> [WORK TO BE COMPLETED]:
Every line holding the word "suco" counts once. Give the total, nothing more.

> [DATA LINES]:
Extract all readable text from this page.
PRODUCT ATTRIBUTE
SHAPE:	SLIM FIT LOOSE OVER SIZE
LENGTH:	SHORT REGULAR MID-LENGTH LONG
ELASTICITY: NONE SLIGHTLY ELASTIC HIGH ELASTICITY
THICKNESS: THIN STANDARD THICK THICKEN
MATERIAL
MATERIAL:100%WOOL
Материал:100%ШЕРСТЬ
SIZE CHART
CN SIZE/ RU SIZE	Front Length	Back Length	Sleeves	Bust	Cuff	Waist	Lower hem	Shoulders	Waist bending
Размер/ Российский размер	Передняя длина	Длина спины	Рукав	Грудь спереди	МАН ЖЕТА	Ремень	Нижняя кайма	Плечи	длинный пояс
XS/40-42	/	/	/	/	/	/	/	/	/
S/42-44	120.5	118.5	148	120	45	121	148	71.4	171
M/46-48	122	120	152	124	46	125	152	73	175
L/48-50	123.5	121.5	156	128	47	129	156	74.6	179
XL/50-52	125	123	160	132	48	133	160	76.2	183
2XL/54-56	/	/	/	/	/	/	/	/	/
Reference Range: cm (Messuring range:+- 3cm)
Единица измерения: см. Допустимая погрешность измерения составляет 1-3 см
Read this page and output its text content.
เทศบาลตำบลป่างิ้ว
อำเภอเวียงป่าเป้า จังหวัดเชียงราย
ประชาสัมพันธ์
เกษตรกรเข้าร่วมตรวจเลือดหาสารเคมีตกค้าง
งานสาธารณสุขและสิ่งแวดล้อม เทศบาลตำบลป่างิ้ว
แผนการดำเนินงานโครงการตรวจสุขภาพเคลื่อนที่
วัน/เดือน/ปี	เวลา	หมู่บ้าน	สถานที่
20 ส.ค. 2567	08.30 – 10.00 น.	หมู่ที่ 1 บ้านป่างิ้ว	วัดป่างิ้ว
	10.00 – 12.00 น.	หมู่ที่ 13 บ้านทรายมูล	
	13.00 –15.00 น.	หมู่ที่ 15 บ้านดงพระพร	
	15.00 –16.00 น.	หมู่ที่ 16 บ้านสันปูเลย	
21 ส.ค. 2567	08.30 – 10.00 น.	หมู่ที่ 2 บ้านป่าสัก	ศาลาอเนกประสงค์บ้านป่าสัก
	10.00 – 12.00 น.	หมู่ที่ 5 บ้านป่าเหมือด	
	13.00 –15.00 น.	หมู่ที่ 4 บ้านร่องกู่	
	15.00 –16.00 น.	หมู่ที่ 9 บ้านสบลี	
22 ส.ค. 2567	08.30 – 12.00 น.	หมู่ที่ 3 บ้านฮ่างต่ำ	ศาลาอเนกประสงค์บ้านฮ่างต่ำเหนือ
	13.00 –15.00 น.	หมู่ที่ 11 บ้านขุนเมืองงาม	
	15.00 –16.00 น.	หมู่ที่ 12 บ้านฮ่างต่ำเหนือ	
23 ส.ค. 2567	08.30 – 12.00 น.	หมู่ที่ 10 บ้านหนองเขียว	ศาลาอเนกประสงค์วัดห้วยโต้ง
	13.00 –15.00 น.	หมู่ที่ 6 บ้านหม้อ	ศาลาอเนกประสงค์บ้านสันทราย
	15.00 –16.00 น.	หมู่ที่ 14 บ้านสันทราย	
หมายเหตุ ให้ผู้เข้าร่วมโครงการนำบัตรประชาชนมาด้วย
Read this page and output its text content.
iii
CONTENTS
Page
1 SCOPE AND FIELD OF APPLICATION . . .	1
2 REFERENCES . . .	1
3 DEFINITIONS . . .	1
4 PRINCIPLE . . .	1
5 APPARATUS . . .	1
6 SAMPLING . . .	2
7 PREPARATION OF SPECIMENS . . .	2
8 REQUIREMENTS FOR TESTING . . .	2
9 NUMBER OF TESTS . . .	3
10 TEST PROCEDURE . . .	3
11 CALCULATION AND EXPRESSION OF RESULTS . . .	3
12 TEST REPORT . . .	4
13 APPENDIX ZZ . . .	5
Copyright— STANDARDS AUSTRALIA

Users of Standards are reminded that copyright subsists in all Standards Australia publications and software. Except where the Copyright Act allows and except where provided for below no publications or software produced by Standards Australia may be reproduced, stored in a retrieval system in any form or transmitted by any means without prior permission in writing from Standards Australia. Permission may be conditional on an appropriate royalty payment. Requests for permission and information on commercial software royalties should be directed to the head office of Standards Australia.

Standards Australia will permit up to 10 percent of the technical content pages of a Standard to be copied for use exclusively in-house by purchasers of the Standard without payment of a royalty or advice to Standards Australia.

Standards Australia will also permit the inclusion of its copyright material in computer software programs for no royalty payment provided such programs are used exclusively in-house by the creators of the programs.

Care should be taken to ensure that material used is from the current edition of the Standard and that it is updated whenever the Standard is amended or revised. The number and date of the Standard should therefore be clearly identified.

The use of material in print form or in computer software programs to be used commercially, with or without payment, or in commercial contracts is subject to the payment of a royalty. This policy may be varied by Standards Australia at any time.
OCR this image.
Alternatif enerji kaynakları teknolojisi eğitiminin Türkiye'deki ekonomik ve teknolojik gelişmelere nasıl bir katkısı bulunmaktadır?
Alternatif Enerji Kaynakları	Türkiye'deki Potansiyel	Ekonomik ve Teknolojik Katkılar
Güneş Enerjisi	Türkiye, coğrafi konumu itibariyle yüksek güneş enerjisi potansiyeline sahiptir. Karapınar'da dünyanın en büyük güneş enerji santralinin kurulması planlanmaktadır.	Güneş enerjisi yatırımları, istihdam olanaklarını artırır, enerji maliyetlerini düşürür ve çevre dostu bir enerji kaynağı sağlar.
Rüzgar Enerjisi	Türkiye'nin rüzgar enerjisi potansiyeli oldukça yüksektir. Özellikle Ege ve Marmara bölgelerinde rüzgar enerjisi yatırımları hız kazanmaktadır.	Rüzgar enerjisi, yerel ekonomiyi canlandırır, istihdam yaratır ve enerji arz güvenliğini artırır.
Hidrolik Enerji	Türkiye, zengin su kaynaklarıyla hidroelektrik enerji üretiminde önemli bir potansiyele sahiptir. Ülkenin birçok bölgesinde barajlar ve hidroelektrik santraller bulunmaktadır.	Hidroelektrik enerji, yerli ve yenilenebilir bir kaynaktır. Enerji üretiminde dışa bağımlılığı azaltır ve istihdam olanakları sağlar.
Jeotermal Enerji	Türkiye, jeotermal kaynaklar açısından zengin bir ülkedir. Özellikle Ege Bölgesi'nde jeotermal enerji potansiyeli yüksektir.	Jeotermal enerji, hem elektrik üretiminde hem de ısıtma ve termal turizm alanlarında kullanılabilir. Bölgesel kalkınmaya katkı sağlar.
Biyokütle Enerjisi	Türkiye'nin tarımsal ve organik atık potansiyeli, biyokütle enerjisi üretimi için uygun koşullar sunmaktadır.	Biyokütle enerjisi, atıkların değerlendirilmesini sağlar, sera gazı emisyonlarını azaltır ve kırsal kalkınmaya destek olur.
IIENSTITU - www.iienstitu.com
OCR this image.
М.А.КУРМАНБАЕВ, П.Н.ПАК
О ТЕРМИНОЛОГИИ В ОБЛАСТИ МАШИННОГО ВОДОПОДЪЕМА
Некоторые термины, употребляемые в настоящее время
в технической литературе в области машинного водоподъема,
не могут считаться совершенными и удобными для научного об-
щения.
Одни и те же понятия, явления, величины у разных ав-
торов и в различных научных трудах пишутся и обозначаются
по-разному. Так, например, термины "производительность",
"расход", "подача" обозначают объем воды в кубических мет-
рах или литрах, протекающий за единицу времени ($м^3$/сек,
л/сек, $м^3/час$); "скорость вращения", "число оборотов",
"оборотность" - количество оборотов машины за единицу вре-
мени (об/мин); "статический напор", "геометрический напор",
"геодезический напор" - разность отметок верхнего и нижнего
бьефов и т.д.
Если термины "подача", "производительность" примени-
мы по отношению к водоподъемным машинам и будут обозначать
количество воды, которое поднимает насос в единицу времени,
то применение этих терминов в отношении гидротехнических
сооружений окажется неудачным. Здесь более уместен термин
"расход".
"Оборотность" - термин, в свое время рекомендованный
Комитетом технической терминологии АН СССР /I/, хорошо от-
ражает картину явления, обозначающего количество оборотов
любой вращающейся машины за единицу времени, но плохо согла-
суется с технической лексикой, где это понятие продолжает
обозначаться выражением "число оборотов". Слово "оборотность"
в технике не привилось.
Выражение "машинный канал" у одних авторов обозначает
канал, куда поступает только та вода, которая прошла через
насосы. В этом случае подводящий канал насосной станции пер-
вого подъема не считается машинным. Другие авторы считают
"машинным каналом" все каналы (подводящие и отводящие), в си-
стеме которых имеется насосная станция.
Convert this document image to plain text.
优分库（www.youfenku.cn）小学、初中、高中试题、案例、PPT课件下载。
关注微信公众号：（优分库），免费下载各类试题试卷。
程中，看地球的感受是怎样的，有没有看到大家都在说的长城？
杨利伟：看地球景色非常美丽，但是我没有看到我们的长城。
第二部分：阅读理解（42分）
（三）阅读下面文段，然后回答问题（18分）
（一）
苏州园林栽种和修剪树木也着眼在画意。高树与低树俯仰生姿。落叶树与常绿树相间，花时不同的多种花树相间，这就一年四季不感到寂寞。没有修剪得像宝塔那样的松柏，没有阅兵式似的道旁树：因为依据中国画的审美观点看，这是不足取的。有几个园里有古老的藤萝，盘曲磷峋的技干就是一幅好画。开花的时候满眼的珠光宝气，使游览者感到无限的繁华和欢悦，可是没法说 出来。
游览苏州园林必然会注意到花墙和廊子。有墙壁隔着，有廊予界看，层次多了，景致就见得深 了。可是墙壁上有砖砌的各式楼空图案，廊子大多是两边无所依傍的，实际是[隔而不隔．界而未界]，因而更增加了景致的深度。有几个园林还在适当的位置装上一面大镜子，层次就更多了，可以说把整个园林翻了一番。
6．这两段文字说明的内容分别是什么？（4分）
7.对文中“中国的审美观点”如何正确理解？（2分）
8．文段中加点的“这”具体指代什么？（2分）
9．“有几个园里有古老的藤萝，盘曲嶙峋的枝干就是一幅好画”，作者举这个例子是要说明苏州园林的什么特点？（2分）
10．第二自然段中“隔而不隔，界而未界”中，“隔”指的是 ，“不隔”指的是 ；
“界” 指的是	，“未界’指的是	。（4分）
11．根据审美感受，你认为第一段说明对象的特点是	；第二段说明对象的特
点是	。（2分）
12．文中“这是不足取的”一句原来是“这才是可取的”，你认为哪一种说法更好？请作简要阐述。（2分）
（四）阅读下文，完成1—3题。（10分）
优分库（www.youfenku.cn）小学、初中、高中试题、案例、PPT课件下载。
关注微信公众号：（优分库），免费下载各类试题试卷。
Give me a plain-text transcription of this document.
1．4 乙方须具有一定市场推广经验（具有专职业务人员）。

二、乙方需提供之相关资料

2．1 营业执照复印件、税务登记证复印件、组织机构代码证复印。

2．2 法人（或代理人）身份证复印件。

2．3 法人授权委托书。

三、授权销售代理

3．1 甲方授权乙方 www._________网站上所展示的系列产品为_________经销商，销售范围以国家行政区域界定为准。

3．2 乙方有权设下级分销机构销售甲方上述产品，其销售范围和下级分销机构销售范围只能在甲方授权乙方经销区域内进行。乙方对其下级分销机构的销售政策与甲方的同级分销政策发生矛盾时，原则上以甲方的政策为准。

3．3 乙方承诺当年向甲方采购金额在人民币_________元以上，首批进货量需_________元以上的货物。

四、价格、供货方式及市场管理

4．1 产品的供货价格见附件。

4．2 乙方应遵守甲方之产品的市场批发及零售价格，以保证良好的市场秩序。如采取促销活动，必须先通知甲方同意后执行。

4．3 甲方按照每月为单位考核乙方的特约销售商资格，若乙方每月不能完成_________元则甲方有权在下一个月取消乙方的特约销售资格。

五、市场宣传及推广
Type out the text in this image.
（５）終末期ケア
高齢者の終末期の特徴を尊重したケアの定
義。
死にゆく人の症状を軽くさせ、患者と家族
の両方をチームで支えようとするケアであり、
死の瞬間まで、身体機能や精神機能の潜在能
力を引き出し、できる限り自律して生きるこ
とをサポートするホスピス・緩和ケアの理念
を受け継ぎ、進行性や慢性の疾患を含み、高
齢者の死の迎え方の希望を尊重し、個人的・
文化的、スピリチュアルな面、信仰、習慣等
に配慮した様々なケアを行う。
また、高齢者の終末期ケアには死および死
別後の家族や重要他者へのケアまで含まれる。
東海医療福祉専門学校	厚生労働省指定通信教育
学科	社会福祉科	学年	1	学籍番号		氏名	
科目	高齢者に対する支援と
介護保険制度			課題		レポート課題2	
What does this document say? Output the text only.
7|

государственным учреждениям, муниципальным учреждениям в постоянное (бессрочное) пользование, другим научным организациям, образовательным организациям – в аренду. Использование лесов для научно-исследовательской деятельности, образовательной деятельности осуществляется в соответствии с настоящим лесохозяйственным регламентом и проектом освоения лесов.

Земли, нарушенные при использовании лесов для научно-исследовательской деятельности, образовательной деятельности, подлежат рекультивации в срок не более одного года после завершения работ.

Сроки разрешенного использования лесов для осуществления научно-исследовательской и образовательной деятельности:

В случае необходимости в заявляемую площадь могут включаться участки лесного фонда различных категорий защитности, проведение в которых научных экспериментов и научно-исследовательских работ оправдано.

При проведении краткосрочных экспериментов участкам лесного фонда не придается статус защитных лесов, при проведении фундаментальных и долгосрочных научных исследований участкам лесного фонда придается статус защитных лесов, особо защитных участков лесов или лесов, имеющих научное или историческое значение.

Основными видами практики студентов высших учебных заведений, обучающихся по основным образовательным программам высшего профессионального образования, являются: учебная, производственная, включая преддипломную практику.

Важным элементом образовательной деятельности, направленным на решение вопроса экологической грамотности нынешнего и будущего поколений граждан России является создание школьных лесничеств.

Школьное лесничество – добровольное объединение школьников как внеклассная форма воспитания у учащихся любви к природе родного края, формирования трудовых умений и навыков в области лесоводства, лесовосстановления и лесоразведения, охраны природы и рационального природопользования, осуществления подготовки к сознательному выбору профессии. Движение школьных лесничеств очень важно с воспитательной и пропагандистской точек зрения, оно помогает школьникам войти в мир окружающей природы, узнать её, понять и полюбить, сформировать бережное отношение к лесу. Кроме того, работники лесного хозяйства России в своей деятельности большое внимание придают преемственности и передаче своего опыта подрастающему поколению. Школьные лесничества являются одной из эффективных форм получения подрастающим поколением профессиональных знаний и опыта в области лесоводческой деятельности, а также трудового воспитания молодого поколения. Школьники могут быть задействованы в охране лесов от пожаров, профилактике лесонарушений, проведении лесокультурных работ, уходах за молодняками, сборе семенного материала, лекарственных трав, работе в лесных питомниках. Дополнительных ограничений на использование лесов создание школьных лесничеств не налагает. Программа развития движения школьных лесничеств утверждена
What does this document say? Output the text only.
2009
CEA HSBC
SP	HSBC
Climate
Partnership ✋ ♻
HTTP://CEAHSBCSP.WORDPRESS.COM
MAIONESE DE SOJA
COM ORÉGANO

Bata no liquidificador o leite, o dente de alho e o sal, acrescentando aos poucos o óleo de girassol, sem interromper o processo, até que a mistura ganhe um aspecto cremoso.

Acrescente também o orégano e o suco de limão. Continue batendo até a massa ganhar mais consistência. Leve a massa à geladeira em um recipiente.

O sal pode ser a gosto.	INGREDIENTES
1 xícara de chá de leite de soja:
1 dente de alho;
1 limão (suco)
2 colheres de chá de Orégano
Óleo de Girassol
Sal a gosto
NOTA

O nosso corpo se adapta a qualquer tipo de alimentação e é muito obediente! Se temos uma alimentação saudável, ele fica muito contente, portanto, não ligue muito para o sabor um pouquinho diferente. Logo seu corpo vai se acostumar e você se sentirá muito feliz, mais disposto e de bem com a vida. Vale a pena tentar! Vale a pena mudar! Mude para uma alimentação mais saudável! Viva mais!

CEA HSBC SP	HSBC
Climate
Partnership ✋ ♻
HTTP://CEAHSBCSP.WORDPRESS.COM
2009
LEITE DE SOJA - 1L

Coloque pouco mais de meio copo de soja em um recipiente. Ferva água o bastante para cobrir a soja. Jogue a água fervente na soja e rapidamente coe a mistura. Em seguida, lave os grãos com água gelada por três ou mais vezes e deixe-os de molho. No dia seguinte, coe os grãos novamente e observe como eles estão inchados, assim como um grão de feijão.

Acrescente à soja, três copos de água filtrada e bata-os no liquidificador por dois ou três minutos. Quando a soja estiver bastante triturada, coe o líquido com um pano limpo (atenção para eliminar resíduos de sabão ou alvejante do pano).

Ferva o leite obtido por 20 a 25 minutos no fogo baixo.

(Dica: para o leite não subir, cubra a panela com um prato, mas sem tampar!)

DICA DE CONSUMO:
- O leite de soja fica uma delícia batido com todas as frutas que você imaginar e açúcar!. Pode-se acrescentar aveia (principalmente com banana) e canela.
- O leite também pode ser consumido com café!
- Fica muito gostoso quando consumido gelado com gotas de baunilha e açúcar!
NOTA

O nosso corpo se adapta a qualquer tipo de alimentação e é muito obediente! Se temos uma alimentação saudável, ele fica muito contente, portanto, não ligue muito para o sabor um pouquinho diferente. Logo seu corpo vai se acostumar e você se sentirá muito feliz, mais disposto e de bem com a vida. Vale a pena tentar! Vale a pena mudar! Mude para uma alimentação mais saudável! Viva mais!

> [SOLUTION TO THIS EXERCISE]:
2